> [GIVEN TASK] Identify the lines that include the word "ROCE", then copy all of them.

> [EXCERPTED RECORDS]
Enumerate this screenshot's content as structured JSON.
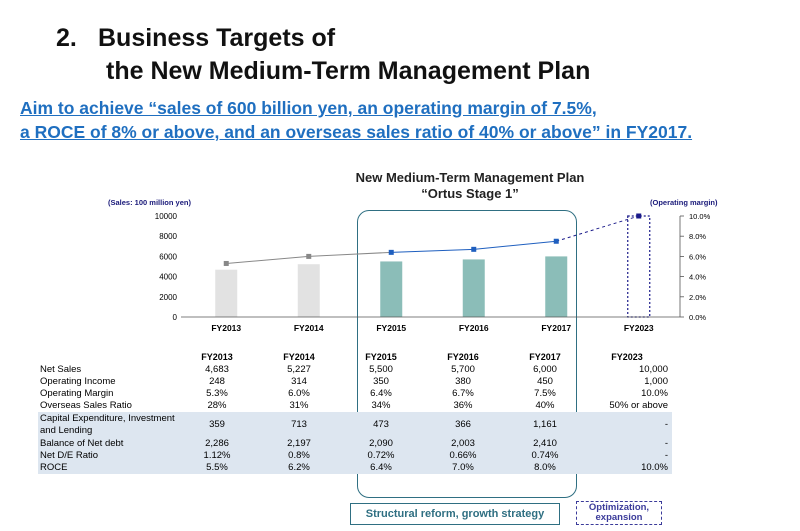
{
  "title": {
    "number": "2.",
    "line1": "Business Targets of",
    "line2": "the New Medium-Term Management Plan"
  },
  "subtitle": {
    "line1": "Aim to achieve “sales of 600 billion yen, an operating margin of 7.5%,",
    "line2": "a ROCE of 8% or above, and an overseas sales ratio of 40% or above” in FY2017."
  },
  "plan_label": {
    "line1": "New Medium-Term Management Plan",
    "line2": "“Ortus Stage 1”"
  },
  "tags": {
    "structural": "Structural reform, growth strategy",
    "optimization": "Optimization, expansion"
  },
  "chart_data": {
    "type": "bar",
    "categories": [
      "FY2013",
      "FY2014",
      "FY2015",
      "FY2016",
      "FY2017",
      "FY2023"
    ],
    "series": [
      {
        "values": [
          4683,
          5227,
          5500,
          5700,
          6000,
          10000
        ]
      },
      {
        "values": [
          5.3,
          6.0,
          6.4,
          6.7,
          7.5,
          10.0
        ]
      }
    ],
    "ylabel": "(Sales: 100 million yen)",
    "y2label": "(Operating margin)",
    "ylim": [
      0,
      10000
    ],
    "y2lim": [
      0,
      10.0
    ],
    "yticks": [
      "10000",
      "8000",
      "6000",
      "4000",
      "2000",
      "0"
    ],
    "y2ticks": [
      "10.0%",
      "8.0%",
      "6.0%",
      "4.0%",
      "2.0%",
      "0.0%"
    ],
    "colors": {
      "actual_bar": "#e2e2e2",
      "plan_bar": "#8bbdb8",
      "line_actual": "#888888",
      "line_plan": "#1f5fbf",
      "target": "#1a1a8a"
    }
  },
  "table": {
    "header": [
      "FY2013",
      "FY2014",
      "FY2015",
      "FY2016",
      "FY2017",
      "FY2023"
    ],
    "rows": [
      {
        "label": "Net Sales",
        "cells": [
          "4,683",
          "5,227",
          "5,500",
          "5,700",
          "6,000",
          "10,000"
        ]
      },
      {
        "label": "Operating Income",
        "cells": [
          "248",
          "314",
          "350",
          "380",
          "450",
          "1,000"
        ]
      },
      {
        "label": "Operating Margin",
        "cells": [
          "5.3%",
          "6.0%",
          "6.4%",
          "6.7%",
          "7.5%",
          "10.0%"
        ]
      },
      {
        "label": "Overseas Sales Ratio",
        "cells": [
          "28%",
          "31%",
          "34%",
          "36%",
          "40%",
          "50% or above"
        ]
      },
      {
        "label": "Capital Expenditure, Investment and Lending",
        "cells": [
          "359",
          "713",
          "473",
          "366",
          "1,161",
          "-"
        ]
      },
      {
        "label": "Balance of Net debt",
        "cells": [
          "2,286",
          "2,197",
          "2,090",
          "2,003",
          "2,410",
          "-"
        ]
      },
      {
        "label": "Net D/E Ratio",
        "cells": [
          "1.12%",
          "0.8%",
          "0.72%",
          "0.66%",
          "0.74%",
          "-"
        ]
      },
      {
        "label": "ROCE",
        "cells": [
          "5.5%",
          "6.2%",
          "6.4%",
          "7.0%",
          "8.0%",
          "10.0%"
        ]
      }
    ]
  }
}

> [SOLUTION TO THE PROBLEM]
    "line2": "a ROCE of 8% or above, and an overseas sales ratio of 40% or above” in FY2017."
        "label": "ROCE",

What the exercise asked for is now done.